[Source records]
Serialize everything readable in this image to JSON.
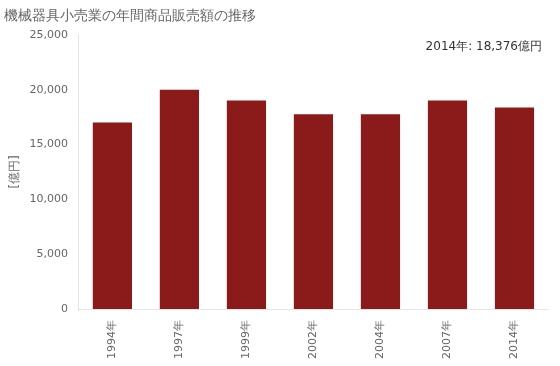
{
  "chart_data": {
    "type": "bar",
    "title": "機械器具小売業の年間商品販売額の推移",
    "ylabel": "[億円]",
    "annotation": "2014年: 18,376億円",
    "categories": [
      "1994年",
      "1997年",
      "1999年",
      "2002年",
      "2004年",
      "2007年",
      "2014年"
    ],
    "values": [
      17000,
      20000,
      19000,
      17750,
      17750,
      19000,
      18376
    ],
    "color": "#8B1A1A",
    "ylim": [
      0,
      25000
    ],
    "yticks": [
      0,
      {
        "value": 5000,
        "label": "5,000"
      },
      {
        "value": 10000,
        "label": "10,000"
      },
      {
        "value": 15000,
        "label": "15,000"
      },
      {
        "value": 20000,
        "label": "20,000"
      },
      {
        "value": 25000,
        "label": "25,000"
      }
    ],
    "grid": false
  }
}
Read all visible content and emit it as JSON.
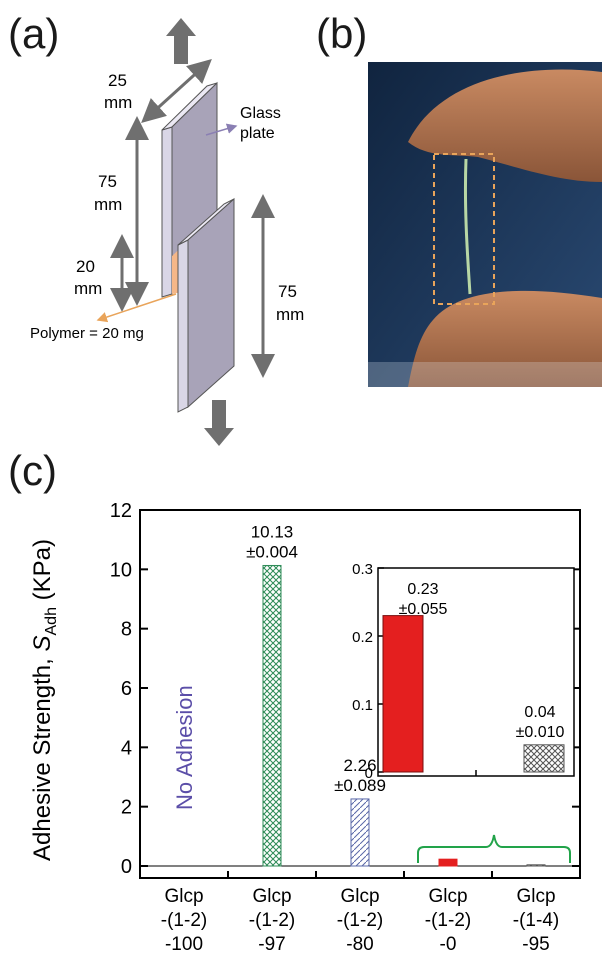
{
  "panels": {
    "a": "(a)",
    "b": "(b)",
    "c": "(c)"
  },
  "schematic": {
    "width_value": "25",
    "width_unit": "mm",
    "glass_label_1": "Glass",
    "glass_label_2": "plate",
    "height1_value": "75",
    "height1_unit": "mm",
    "overlap_value": "20",
    "overlap_unit": "mm",
    "height2_value": "75",
    "height2_unit": "mm",
    "polymer_label": "Polymer = 20 mg"
  },
  "colors": {
    "plate": "#a8a3b8",
    "plate_edge": "#d9d6e6",
    "polymer": "#f5b788",
    "arrow": "#6f6f6f",
    "glass_pointer": "#8a7fb3",
    "dashed_box": "#e9a45a",
    "bar_green": "#2e8b57",
    "bar_blue": "#5a68a8",
    "bar_red": "#e41f1f",
    "bar_gray": "#555555",
    "bracket": "#22a34a",
    "no_adhesion": "#5b4ea8"
  },
  "chart_data": {
    "type": "bar",
    "ylabel": "Adhesive Strength, S_Adh (KPa)",
    "ylim": [
      0,
      12
    ],
    "yticks": [
      "0",
      "2",
      "4",
      "6",
      "8",
      "10",
      "12"
    ],
    "categories": [
      [
        "Glcp",
        "-(1-2)",
        "-100"
      ],
      [
        "Glcp",
        "-(1-2)",
        "-97"
      ],
      [
        "Glcp",
        "-(1-2)",
        "-80"
      ],
      [
        "Glcp",
        "-(1-2)",
        "-0"
      ],
      [
        "Glcp",
        "-(1-4)",
        "-95"
      ]
    ],
    "values": [
      0,
      10.13,
      2.26,
      0.23,
      0.04
    ],
    "data_labels": [
      null,
      [
        "10.13",
        "±0.004"
      ],
      [
        "2.26",
        "±0.089"
      ],
      null,
      null
    ],
    "annotation": "No Adhesion",
    "inset": {
      "ylim": [
        0,
        0.3
      ],
      "yticks": [
        "0",
        "0.1",
        "0.2",
        "0.3"
      ],
      "values": [
        0.23,
        0.04
      ],
      "data_labels": [
        [
          "0.23",
          "±0.055"
        ],
        [
          "0.04",
          "±0.010"
        ]
      ]
    }
  }
}
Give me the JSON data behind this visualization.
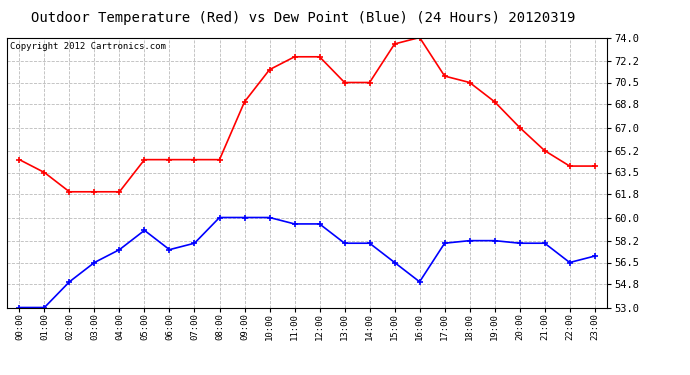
{
  "title": "Outdoor Temperature (Red) vs Dew Point (Blue) (24 Hours) 20120319",
  "copyright": "Copyright 2012 Cartronics.com",
  "x_labels": [
    "00:00",
    "01:00",
    "02:00",
    "03:00",
    "04:00",
    "05:00",
    "06:00",
    "07:00",
    "08:00",
    "09:00",
    "10:00",
    "11:00",
    "12:00",
    "13:00",
    "14:00",
    "15:00",
    "16:00",
    "17:00",
    "18:00",
    "19:00",
    "20:00",
    "21:00",
    "22:00",
    "23:00"
  ],
  "temp_red": [
    64.5,
    63.5,
    62.0,
    62.0,
    62.0,
    64.5,
    64.5,
    64.5,
    64.5,
    69.0,
    71.5,
    72.5,
    72.5,
    70.5,
    70.5,
    73.5,
    74.0,
    71.0,
    70.5,
    69.0,
    67.0,
    65.2,
    64.0,
    64.0
  ],
  "dew_blue": [
    53.0,
    53.0,
    55.0,
    56.5,
    57.5,
    59.0,
    57.5,
    58.0,
    60.0,
    60.0,
    60.0,
    59.5,
    59.5,
    58.0,
    58.0,
    56.5,
    55.0,
    58.0,
    58.2,
    58.2,
    58.0,
    58.0,
    56.5,
    57.0
  ],
  "ylim_min": 53.0,
  "ylim_max": 74.0,
  "yticks": [
    53.0,
    54.8,
    56.5,
    58.2,
    60.0,
    61.8,
    63.5,
    65.2,
    67.0,
    68.8,
    70.5,
    72.2,
    74.0
  ],
  "bg_color": "#ffffff",
  "grid_color": "#bbbbbb",
  "line_color_red": "#ff0000",
  "line_color_blue": "#0000ff",
  "title_fontsize": 10,
  "copyright_fontsize": 6.5
}
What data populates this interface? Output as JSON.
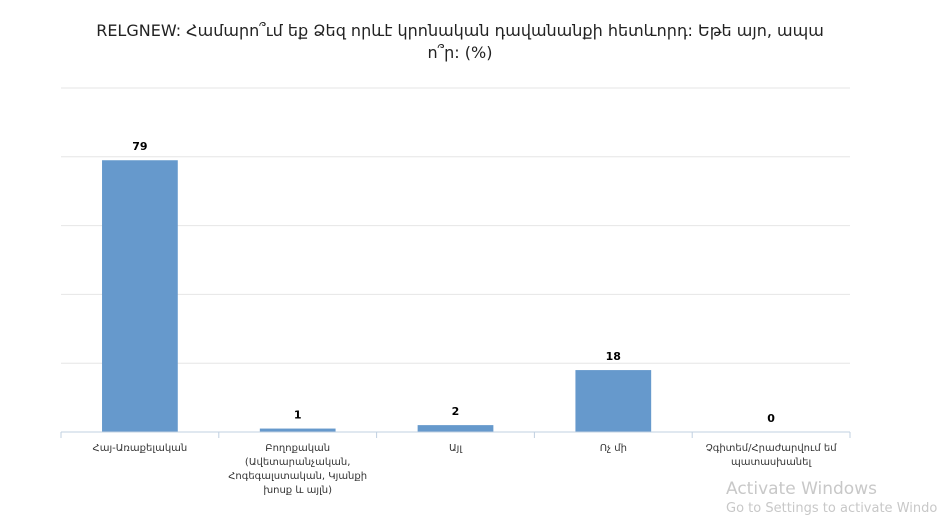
{
  "chart_data": {
    "type": "bar",
    "title": "RELGNEW: Համարո՞ւմ եք Ձեզ որևէ կրոնական դավանանքի հետևորդ: Եթե այո, ապա ո՞ր: (%)",
    "categories": [
      "Հայ-Առաքելական",
      "Բողոքական (Ավետարանչական, Հոգեգալստական, Կյանքի խոսք և այլն)",
      "Այլ",
      "Ոչ մի",
      "Չգիտեմ/Հրաժարվում եմ պատասխանել"
    ],
    "values": [
      79,
      1,
      2,
      18,
      0
    ],
    "ylim": [
      0,
      100
    ],
    "grid": true,
    "legend": "none",
    "bar_color": "#6699cc"
  },
  "watermark": {
    "title": "Activate Windows",
    "subtitle": "Go to Settings to activate Windo"
  }
}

*WORK TO COMPLETE*: Give all the entries again exactly, dropping each picture.

*FINAL RESULT*:
Serialize everything readable in this image to JSON.
{
  "chart_data": {
    "type": "bar",
    "title": "機械器具小売業の年間商品販売額の推移",
    "ylabel": "[億円]",
    "annotation": "2014年: 18,376億円",
    "categories": [
      "1994年",
      "1997年",
      "1999年",
      "2002年",
      "2004年",
      "2007年",
      "2014年"
    ],
    "values": [
      17000,
      20000,
      19000,
      17750,
      17750,
      19000,
      18376
    ],
    "color": "#8B1A1A",
    "ylim": [
      0,
      25000
    ],
    "yticks": [
      0,
      {
        "value": 5000,
        "label": "5,000"
      },
      {
        "value": 10000,
        "label": "10,000"
      },
      {
        "value": 15000,
        "label": "15,000"
      },
      {
        "value": 20000,
        "label": "20,000"
      },
      {
        "value": 25000,
        "label": "25,000"
      }
    ],
    "grid": false
  }
}
Read all visible content and emit it as JSON.
{
  "panels": {
    "a": "(a)",
    "b": "(b)",
    "c": "(c)"
  },
  "schematic": {
    "width_value": "25",
    "width_unit": "mm",
    "glass_label_1": "Glass",
    "glass_label_2": "plate",
    "height1_value": "75",
    "height1_unit": "mm",
    "overlap_value": "20",
    "overlap_unit": "mm",
    "height2_value": "75",
    "height2_unit": "mm",
    "polymer_label": "Polymer = 20 mg"
  },
  "colors": {
    "plate": "#a8a3b8",
    "plate_edge": "#d9d6e6",
    "polymer": "#f5b788",
    "arrow": "#6f6f6f",
    "glass_pointer": "#8a7fb3",
    "dashed_box": "#e9a45a",
    "bar_green": "#2e8b57",
    "bar_blue": "#5a68a8",
    "bar_red": "#e41f1f",
    "bar_gray": "#555555",
    "bracket": "#22a34a",
    "no_adhesion": "#5b4ea8"
  },
  "chart_data": {
    "type": "bar",
    "ylabel": "Adhesive Strength, S_Adh (KPa)",
    "ylim": [
      0,
      12
    ],
    "yticks": [
      "0",
      "2",
      "4",
      "6",
      "8",
      "10",
      "12"
    ],
    "categories": [
      [
        "Glcp",
        "-(1-2)",
        "-100"
      ],
      [
        "Glcp",
        "-(1-2)",
        "-97"
      ],
      [
        "Glcp",
        "-(1-2)",
        "-80"
      ],
      [
        "Glcp",
        "-(1-2)",
        "-0"
      ],
      [
        "Glcp",
        "-(1-4)",
        "-95"
      ]
    ],
    "values": [
      0,
      10.13,
      2.26,
      0.23,
      0.04
    ],
    "data_labels": [
      null,
      [
        "10.13",
        "±0.004"
      ],
      [
        "2.26",
        "±0.089"
      ],
      null,
      null
    ],
    "annotation": "No Adhesion",
    "inset": {
      "ylim": [
        0,
        0.3
      ],
      "yticks": [
        "0",
        "0.1",
        "0.2",
        "0.3"
      ],
      "values": [
        0.23,
        0.04
      ],
      "data_labels": [
        [
          "0.23",
          "±0.055"
        ],
        [
          "0.04",
          "±0.010"
        ]
      ]
    }
  }
}
Give me the JSON data behind this visualization.
{
  "title": "Outdoor Temperature (Red) vs Dew Point (Blue) (24 Hours) 20120319",
  "copyright": "Copyright 2012 Cartronics.com",
  "x_labels": [
    "00:00",
    "01:00",
    "02:00",
    "03:00",
    "04:00",
    "05:00",
    "06:00",
    "07:00",
    "08:00",
    "09:00",
    "10:00",
    "11:00",
    "12:00",
    "13:00",
    "14:00",
    "15:00",
    "16:00",
    "17:00",
    "18:00",
    "19:00",
    "20:00",
    "21:00",
    "22:00",
    "23:00"
  ],
  "temp_red": [
    64.5,
    63.5,
    62.0,
    62.0,
    62.0,
    64.5,
    64.5,
    64.5,
    64.5,
    69.0,
    71.5,
    72.5,
    72.5,
    70.5,
    70.5,
    73.5,
    74.0,
    71.0,
    70.5,
    69.0,
    67.0,
    65.2,
    64.0,
    64.0
  ],
  "dew_blue": [
    53.0,
    53.0,
    55.0,
    56.5,
    57.5,
    59.0,
    57.5,
    58.0,
    60.0,
    60.0,
    60.0,
    59.5,
    59.5,
    58.0,
    58.0,
    56.5,
    55.0,
    58.0,
    58.2,
    58.2,
    58.0,
    58.0,
    56.5,
    57.0
  ],
  "ylim_min": 53.0,
  "ylim_max": 74.0,
  "yticks": [
    53.0,
    54.8,
    56.5,
    58.2,
    60.0,
    61.8,
    63.5,
    65.2,
    67.0,
    68.8,
    70.5,
    72.2,
    74.0
  ],
  "bg_color": "#ffffff",
  "grid_color": "#bbbbbb",
  "line_color_red": "#ff0000",
  "line_color_blue": "#0000ff",
  "title_fontsize": 10,
  "copyright_fontsize": 6.5
}
What data populates this interface? Output as JSON.
{
  "chart_data": {
    "type": "bar",
    "title": "RELGNEW: Համարո՞ւմ եք Ձեզ որևէ կրոնական դավանանքի հետևորդ: Եթե այո, ապա ո՞ր: (%)",
    "categories": [
      "Հայ-Առաքելական",
      "Բողոքական (Ավետարանչական, Հոգեգալստական, Կյանքի խոսք և այլն)",
      "Այլ",
      "Ոչ մի",
      "Չգիտեմ/Հրաժարվում եմ պատասխանել"
    ],
    "values": [
      79,
      1,
      2,
      18,
      0
    ],
    "ylim": [
      0,
      100
    ],
    "grid": true,
    "legend": "none",
    "bar_color": "#6699cc"
  },
  "watermark": {
    "title": "Activate Windows",
    "subtitle": "Go to Settings to activate Windo"
  }
}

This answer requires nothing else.